## Begin INFORMATION SHOWN
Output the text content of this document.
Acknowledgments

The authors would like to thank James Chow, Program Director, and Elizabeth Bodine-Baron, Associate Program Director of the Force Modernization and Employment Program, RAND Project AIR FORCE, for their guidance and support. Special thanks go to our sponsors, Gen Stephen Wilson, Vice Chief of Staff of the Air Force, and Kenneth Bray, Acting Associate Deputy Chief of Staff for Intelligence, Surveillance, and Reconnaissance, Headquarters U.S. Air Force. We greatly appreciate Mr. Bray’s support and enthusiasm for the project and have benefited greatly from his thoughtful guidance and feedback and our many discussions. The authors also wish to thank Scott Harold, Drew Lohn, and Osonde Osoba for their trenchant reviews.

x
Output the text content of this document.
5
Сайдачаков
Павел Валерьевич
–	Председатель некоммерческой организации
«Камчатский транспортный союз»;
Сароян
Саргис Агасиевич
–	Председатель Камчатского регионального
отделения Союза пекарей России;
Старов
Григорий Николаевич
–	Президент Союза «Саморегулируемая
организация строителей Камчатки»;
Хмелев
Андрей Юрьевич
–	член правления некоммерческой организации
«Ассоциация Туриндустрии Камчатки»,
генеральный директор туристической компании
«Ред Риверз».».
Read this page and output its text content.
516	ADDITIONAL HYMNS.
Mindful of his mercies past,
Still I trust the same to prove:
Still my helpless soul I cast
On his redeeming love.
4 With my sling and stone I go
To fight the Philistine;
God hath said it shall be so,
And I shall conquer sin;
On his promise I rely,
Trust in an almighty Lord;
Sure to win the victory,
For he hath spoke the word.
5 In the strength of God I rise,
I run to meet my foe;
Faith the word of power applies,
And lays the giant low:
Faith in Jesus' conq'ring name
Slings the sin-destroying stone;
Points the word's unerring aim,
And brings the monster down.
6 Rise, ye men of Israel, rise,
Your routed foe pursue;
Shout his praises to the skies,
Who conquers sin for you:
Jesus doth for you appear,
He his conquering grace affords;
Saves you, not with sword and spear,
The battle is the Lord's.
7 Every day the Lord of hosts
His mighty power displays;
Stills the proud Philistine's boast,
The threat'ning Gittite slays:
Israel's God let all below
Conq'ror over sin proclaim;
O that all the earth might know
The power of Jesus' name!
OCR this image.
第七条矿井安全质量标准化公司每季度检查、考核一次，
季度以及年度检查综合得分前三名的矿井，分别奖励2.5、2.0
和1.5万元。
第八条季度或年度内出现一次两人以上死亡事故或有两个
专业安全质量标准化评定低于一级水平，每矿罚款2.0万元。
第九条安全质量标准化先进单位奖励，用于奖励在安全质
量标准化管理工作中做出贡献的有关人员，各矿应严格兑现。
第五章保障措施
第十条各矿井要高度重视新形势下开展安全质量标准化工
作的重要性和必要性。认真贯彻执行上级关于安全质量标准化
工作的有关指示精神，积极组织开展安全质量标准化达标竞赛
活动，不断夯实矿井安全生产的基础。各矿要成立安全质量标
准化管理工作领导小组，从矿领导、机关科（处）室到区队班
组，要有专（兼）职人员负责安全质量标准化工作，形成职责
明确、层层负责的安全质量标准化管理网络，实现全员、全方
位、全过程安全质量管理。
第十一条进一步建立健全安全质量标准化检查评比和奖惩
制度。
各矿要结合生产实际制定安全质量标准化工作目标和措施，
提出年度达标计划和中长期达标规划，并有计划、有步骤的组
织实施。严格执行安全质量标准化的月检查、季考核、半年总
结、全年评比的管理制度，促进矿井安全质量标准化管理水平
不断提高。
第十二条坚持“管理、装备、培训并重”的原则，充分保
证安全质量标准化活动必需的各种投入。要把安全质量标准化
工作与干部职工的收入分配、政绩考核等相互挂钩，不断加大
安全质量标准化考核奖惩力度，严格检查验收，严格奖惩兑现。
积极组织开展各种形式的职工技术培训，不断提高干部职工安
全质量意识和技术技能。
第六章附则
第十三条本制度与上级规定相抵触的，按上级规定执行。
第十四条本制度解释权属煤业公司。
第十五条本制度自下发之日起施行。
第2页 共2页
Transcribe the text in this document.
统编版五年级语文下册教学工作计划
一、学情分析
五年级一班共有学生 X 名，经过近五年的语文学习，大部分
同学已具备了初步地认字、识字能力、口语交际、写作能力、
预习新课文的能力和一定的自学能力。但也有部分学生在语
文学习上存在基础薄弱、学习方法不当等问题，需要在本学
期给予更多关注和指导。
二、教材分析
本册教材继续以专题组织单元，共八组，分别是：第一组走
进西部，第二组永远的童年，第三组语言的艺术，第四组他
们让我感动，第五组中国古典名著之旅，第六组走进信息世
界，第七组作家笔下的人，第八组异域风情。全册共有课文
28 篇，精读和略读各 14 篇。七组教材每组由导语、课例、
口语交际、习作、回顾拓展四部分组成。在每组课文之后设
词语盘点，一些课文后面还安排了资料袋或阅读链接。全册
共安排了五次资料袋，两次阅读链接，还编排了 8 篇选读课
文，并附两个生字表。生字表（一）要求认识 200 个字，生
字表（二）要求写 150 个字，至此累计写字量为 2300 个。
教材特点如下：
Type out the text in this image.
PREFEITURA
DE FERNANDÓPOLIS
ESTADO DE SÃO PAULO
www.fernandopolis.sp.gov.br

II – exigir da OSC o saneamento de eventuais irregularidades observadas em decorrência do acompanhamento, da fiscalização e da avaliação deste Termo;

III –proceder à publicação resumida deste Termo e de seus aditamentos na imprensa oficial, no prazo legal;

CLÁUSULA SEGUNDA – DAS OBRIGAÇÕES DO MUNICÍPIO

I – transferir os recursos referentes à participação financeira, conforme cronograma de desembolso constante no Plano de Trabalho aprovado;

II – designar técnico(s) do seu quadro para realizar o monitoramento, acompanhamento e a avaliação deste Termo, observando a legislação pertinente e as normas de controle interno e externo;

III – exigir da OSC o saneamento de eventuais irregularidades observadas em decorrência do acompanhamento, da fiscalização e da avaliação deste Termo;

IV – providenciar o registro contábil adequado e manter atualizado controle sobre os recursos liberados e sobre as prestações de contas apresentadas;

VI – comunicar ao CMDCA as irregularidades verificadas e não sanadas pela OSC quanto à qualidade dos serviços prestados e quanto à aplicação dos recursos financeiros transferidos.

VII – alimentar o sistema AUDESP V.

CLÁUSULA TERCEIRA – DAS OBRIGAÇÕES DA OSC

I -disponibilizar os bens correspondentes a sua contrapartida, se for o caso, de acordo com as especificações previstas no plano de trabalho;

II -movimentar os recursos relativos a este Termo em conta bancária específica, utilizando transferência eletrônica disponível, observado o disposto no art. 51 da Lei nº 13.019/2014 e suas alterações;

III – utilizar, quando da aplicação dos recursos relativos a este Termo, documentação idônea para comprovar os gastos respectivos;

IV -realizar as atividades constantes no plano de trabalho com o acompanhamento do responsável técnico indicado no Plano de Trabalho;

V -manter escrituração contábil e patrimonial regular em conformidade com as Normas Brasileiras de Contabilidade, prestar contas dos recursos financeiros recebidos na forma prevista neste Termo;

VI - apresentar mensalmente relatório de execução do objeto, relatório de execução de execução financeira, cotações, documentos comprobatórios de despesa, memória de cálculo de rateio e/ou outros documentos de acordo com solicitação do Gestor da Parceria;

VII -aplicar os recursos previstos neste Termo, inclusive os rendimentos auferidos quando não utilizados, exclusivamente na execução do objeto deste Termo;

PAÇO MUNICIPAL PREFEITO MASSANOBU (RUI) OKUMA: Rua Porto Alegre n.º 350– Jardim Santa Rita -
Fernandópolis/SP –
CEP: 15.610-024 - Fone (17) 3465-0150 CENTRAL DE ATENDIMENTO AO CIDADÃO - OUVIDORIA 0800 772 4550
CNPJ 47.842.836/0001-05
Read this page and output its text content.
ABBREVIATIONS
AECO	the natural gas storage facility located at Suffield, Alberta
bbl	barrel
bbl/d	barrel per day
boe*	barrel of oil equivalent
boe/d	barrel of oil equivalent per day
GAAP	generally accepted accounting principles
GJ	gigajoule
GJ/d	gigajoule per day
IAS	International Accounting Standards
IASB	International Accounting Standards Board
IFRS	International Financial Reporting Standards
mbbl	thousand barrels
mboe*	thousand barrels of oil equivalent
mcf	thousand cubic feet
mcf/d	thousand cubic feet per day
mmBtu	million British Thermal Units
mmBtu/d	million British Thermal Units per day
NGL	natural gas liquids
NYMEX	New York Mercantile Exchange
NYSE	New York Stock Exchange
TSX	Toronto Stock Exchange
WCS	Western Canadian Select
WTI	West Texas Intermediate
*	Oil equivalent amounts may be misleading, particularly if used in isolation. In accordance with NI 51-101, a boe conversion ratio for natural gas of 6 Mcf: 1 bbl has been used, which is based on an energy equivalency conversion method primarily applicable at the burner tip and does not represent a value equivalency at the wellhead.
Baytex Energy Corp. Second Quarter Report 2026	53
## End INFORMATION SHOWN
• _SHORT PROBLEM_
Which lines in the data above contain "decorrência"? Show each one.

• _SOLUTION BELOW_
II – exigir da OSC o saneamento de eventuais irregularidades observadas em decorrência do acompanhamento, da fiscalização e da avaliação deste Termo;
III – exigir da OSC o saneamento de eventuais irregularidades observadas em decorrência do acompanhamento, da fiscalização e da avaliação deste Termo;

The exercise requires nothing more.